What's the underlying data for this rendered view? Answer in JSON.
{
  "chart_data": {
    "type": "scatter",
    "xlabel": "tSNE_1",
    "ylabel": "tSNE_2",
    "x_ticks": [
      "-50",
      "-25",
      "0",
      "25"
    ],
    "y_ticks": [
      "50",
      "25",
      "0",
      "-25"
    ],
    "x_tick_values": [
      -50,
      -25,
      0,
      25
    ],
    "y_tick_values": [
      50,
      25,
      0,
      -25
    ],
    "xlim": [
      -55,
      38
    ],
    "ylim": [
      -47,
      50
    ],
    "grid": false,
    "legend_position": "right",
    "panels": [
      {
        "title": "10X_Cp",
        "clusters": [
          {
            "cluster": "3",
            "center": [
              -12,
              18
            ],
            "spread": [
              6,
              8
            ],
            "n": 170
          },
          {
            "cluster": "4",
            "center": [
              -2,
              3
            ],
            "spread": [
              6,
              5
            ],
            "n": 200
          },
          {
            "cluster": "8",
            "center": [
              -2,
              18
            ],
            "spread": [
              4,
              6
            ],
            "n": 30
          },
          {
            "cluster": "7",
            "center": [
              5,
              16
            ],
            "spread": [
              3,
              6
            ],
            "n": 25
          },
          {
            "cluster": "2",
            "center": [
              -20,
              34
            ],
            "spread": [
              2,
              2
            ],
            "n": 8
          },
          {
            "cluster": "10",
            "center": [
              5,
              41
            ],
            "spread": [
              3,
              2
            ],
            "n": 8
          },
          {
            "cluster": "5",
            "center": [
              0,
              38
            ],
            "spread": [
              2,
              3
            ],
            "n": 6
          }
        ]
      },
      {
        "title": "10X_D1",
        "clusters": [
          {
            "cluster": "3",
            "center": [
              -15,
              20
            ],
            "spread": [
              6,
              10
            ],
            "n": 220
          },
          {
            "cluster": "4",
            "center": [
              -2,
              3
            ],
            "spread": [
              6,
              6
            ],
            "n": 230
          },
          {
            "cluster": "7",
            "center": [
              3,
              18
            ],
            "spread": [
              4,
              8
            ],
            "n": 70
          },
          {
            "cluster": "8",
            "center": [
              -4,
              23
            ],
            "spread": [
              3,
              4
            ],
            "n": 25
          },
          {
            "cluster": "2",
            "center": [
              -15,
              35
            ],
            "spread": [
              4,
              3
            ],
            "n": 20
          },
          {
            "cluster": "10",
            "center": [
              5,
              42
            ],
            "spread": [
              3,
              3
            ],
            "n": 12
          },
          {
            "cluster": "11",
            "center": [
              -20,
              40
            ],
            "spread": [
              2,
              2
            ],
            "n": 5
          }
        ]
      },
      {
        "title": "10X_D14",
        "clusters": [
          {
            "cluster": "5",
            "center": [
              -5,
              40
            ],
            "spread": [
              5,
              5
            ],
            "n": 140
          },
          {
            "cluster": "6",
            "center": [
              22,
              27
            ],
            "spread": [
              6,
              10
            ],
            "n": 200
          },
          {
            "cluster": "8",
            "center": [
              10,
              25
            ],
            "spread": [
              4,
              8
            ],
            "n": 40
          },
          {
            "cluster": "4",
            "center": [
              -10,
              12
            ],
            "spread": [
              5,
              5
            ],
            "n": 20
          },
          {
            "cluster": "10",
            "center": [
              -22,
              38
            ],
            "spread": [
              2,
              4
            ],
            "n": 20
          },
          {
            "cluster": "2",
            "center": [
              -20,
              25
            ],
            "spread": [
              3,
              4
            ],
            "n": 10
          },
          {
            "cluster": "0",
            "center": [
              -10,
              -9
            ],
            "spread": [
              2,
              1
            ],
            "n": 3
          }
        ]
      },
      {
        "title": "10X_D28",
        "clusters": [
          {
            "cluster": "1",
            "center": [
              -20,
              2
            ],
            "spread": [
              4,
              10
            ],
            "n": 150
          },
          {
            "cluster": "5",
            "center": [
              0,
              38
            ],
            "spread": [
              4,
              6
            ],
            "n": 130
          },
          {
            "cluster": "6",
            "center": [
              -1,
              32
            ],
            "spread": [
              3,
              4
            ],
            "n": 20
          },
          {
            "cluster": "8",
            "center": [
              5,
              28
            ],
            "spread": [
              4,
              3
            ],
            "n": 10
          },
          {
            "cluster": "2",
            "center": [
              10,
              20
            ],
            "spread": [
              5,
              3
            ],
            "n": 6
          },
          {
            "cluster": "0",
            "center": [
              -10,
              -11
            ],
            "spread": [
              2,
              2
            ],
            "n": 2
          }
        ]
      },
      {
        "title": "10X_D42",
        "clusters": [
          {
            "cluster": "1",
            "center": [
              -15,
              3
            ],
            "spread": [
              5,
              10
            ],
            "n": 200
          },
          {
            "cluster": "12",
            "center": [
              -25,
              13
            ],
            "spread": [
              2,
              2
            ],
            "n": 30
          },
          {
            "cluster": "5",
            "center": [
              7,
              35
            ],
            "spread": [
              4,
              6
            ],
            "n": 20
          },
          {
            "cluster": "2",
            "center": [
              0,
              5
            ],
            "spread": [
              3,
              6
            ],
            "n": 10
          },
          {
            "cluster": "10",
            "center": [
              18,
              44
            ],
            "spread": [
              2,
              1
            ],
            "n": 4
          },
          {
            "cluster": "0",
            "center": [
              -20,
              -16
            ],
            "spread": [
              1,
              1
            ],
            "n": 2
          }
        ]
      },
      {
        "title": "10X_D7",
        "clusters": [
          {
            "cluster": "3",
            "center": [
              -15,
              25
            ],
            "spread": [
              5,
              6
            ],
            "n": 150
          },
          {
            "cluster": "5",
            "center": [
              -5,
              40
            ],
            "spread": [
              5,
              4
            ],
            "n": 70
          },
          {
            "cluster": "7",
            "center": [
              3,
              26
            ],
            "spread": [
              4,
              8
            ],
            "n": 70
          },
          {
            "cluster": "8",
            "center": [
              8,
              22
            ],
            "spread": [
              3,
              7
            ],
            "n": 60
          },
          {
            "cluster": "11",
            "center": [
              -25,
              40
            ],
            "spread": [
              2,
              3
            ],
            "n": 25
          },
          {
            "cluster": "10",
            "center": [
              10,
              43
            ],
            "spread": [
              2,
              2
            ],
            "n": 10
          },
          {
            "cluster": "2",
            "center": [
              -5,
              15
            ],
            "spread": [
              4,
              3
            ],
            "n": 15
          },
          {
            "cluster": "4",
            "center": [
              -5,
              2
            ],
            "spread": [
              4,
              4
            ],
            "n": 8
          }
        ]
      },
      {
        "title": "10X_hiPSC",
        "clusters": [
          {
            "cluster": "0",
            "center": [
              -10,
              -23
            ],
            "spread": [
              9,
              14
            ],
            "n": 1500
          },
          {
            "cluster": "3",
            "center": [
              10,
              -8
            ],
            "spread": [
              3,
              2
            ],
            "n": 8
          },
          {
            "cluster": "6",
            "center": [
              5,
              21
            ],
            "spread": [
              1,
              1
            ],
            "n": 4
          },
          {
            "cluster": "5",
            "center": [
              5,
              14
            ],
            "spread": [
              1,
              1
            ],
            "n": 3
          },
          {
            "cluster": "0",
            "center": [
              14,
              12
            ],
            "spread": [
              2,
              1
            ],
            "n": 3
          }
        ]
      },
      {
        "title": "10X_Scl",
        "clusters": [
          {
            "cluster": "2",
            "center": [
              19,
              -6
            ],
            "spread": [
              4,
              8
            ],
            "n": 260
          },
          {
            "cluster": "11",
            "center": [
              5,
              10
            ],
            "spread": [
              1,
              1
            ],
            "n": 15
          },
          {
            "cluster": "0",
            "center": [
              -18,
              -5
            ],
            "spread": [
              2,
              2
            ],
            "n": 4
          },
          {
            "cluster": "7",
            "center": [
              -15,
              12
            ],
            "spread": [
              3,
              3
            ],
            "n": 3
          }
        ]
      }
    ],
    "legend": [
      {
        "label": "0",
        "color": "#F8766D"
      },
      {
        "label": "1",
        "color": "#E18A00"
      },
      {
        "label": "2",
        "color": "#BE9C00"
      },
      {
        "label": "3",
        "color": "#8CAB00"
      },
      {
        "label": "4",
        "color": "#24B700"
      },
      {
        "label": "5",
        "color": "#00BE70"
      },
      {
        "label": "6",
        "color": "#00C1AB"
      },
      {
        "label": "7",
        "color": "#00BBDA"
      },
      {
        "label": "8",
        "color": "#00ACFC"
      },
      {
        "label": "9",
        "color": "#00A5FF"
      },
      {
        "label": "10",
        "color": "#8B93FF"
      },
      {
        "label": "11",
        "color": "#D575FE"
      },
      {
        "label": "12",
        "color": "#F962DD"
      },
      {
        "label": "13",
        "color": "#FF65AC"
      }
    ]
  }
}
-*-
» **PROMPT**
Search the data for "title". Copy every line that has it.

» **THE ANSWER**
        "title": "10X_Cp",
        "title": "10X_D1",
        "title": "10X_D14",
        "title": "10X_D28",
        "title": "10X_D42",
        "title": "10X_D7",
        "title": "10X_hiPSC",
        "title": "10X_Scl",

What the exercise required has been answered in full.